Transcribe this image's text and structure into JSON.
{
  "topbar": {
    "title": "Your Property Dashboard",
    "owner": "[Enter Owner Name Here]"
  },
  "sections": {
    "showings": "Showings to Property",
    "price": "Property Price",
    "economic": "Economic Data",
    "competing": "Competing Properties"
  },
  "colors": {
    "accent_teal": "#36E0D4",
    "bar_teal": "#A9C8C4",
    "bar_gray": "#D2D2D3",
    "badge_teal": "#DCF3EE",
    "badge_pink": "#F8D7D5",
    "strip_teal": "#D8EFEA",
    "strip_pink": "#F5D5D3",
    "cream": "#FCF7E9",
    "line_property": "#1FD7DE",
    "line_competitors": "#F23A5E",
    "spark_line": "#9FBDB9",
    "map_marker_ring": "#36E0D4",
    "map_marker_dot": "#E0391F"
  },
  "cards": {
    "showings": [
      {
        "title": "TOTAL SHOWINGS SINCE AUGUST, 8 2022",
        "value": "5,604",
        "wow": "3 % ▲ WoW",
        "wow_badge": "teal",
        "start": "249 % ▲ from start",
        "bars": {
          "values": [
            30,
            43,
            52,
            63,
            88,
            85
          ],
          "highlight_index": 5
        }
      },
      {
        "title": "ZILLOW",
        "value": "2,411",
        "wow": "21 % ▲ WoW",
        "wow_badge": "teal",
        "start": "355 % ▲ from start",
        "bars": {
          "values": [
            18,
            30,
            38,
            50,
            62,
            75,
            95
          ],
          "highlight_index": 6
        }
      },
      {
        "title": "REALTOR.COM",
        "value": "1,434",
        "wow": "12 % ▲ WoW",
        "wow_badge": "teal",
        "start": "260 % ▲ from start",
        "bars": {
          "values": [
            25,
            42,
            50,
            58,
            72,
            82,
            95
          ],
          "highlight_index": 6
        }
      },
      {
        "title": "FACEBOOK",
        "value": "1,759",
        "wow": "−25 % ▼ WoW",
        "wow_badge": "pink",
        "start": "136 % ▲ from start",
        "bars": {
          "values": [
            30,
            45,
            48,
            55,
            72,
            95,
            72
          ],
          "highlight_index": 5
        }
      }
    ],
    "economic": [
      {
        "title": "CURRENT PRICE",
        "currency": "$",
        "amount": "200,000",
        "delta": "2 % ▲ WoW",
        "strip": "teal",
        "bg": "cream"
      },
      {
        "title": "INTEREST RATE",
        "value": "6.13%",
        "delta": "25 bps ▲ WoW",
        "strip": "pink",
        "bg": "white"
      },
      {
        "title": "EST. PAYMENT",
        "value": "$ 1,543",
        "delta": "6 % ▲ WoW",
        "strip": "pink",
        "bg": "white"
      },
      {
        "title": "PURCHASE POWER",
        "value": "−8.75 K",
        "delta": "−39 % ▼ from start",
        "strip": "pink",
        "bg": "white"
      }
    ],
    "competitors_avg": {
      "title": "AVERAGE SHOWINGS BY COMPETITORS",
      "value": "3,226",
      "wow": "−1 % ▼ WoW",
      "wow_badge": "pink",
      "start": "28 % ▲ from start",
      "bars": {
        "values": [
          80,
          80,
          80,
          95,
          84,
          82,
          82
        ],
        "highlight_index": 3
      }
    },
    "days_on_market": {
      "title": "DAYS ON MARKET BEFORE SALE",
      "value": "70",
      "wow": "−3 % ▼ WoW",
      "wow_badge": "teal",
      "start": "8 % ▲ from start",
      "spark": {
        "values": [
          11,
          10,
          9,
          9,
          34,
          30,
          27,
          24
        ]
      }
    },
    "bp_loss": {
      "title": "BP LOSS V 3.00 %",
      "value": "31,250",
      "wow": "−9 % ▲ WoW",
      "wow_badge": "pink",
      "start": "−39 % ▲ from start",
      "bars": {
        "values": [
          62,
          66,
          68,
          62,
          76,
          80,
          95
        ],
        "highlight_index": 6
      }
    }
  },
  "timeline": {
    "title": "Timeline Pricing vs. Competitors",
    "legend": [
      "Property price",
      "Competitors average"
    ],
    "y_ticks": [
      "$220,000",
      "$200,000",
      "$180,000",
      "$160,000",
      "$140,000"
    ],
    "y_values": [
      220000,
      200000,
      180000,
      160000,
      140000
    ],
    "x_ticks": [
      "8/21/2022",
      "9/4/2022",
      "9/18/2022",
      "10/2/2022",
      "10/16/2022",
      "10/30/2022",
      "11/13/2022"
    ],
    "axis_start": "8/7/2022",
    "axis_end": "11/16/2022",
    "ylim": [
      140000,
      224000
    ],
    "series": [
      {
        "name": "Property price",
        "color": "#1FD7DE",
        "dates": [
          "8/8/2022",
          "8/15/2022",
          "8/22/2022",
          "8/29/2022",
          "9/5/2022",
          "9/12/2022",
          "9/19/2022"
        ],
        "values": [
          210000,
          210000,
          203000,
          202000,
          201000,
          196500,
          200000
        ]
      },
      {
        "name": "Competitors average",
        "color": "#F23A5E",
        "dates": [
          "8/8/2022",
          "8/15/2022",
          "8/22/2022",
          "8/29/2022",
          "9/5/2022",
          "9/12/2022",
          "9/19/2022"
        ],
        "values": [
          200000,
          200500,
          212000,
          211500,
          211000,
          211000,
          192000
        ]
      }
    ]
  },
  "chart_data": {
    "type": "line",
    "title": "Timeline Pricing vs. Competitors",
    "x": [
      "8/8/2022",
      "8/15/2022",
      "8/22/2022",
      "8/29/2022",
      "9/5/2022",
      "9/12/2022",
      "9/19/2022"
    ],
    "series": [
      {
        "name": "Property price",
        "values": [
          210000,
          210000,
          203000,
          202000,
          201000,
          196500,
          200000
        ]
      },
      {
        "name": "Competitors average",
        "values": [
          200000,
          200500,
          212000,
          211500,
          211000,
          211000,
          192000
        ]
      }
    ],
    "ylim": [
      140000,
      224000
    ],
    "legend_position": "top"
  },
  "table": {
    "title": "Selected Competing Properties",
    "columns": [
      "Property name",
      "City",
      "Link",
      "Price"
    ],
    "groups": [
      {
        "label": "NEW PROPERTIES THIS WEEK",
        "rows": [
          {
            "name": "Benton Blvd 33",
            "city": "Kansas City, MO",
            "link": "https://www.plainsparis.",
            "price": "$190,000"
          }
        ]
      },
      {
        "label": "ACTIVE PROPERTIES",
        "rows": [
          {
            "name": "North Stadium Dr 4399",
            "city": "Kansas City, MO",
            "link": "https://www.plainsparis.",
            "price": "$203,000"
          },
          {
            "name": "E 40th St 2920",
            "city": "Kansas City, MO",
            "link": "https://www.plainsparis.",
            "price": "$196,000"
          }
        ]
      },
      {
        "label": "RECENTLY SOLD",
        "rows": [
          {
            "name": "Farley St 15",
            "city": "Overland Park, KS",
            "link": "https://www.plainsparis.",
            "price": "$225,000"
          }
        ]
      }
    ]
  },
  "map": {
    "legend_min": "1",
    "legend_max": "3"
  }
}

═══

_What you will do_
Extract all of the material exactly as it is written.

_Task output_
Transcribe this image's text and structure into JSON.
{
  "topbar": {
    "title": "Your Property Dashboard",
    "owner": "[Enter Owner Name Here]"
  },
  "sections": {
    "showings": "Showings to Property",
    "price": "Property Price",
    "economic": "Economic Data",
    "competing": "Competing Properties"
  },
  "colors": {
    "accent_teal": "#36E0D4",
    "bar_teal": "#A9C8C4",
    "bar_gray": "#D2D2D3",
    "badge_teal": "#DCF3EE",
    "badge_pink": "#F8D7D5",
    "strip_teal": "#D8EFEA",
    "strip_pink": "#F5D5D3",
    "cream": "#FCF7E9",
    "line_property": "#1FD7DE",
    "line_competitors": "#F23A5E",
    "spark_line": "#9FBDB9",
    "map_marker_ring": "#36E0D4",
    "map_marker_dot": "#E0391F"
  },
  "cards": {
    "showings": [
      {
        "title": "TOTAL SHOWINGS SINCE AUGUST, 8 2022",
        "value": "5,604",
        "wow": "3 % ▲ WoW",
        "wow_badge": "teal",
        "start": "249 % ▲ from start",
        "bars": {
          "values": [
            30,
            43,
            52,
            63,
            88,
            85
          ],
          "highlight_index": 5
        }
      },
      {
        "title": "ZILLOW",
        "value": "2,411",
        "wow": "21 % ▲ WoW",
        "wow_badge": "teal",
        "start": "355 % ▲ from start",
        "bars": {
          "values": [
            18,
            30,
            38,
            50,
            62,
            75,
            95
          ],
          "highlight_index": 6
        }
      },
      {
        "title": "REALTOR.COM",
        "value": "1,434",
        "wow": "12 % ▲ WoW",
        "wow_badge": "teal",
        "start": "260 % ▲ from start",
        "bars": {
          "values": [
            25,
            42,
            50,
            58,
            72,
            82,
            95
          ],
          "highlight_index": 6
        }
      },
      {
        "title": "FACEBOOK",
        "value": "1,759",
        "wow": "−25 % ▼ WoW",
        "wow_badge": "pink",
        "start": "136 % ▲ from start",
        "bars": {
          "values": [
            30,
            45,
            48,
            55,
            72,
            95,
            72
          ],
          "highlight_index": 5
        }
      }
    ],
    "economic": [
      {
        "title": "CURRENT PRICE",
        "currency": "$",
        "amount": "200,000",
        "delta": "2 % ▲ WoW",
        "strip": "teal",
        "bg": "cream"
      },
      {
        "title": "INTEREST RATE",
        "value": "6.13%",
        "delta": "25 bps ▲ WoW",
        "strip": "pink",
        "bg": "white"
      },
      {
        "title": "EST. PAYMENT",
        "value": "$ 1,543",
        "delta": "6 % ▲ WoW",
        "strip": "pink",
        "bg": "white"
      },
      {
        "title": "PURCHASE POWER",
        "value": "−8.75 K",
        "delta": "−39 % ▼ from start",
        "strip": "pink",
        "bg": "white"
      }
    ],
    "competitors_avg": {
      "title": "AVERAGE SHOWINGS BY COMPETITORS",
      "value": "3,226",
      "wow": "−1 % ▼ WoW",
      "wow_badge": "pink",
      "start": "28 % ▲ from start",
      "bars": {
        "values": [
          80,
          80,
          80,
          95,
          84,
          82,
          82
        ],
        "highlight_index": 3
      }
    },
    "days_on_market": {
      "title": "DAYS ON MARKET BEFORE SALE",
      "value": "70",
      "wow": "−3 % ▼ WoW",
      "wow_badge": "teal",
      "start": "8 % ▲ from start",
      "spark": {
        "values": [
          11,
          10,
          9,
          9,
          34,
          30,
          27,
          24
        ]
      }
    },
    "bp_loss": {
      "title": "BP LOSS V 3.00 %",
      "value": "31,250",
      "wow": "−9 % ▲ WoW",
      "wow_badge": "pink",
      "start": "−39 % ▲ from start",
      "bars": {
        "values": [
          62,
          66,
          68,
          62,
          76,
          80,
          95
        ],
        "highlight_index": 6
      }
    }
  },
  "timeline": {
    "title": "Timeline Pricing vs. Competitors",
    "legend": [
      "Property price",
      "Competitors average"
    ],
    "y_ticks": [
      "$220,000",
      "$200,000",
      "$180,000",
      "$160,000",
      "$140,000"
    ],
    "y_values": [
      220000,
      200000,
      180000,
      160000,
      140000
    ],
    "x_ticks": [
      "8/21/2022",
      "9/4/2022",
      "9/18/2022",
      "10/2/2022",
      "10/16/2022",
      "10/30/2022",
      "11/13/2022"
    ],
    "axis_start": "8/7/2022",
    "axis_end": "11/16/2022",
    "ylim": [
      140000,
      224000
    ],
    "series": [
      {
        "name": "Property price",
        "color": "#1FD7DE",
        "dates": [
          "8/8/2022",
          "8/15/2022",
          "8/22/2022",
          "8/29/2022",
          "9/5/2022",
          "9/12/2022",
          "9/19/2022"
        ],
        "values": [
          210000,
          210000,
          203000,
          202000,
          201000,
          196500,
          200000
        ]
      },
      {
        "name": "Competitors average",
        "color": "#F23A5E",
        "dates": [
          "8/8/2022",
          "8/15/2022",
          "8/22/2022",
          "8/29/2022",
          "9/5/2022",
          "9/12/2022",
          "9/19/2022"
        ],
        "values": [
          200000,
          200500,
          212000,
          211500,
          211000,
          211000,
          192000
        ]
      }
    ]
  },
  "chart_data": {
    "type": "line",
    "title": "Timeline Pricing vs. Competitors",
    "x": [
      "8/8/2022",
      "8/15/2022",
      "8/22/2022",
      "8/29/2022",
      "9/5/2022",
      "9/12/2022",
      "9/19/2022"
    ],
    "series": [
      {
        "name": "Property price",
        "values": [
          210000,
          210000,
          203000,
          202000,
          201000,
          196500,
          200000
        ]
      },
      {
        "name": "Competitors average",
        "values": [
          200000,
          200500,
          212000,
          211500,
          211000,
          211000,
          192000
        ]
      }
    ],
    "ylim": [
      140000,
      224000
    ],
    "legend_position": "top"
  },
  "table": {
    "title": "Selected Competing Properties",
    "columns": [
      "Property name",
      "City",
      "Link",
      "Price"
    ],
    "groups": [
      {
        "label": "NEW PROPERTIES THIS WEEK",
        "rows": [
          {
            "name": "Benton Blvd 33",
            "city": "Kansas City, MO",
            "link": "https://www.plainsparis.",
            "price": "$190,000"
          }
        ]
      },
      {
        "label": "ACTIVE PROPERTIES",
        "rows": [
          {
            "name": "North Stadium Dr 4399",
            "city": "Kansas City, MO",
            "link": "https://www.plainsparis.",
            "price": "$203,000"
          },
          {
            "name": "E 40th St 2920",
            "city": "Kansas City, MO",
            "link": "https://www.plainsparis.",
            "price": "$196,000"
          }
        ]
      },
      {
        "label": "RECENTLY SOLD",
        "rows": [
          {
            "name": "Farley St 15",
            "city": "Overland Park, KS",
            "link": "https://www.plainsparis.",
            "price": "$225,000"
          }
        ]
      }
    ]
  },
  "map": {
    "legend_min": "1",
    "legend_max": "3"
  }
}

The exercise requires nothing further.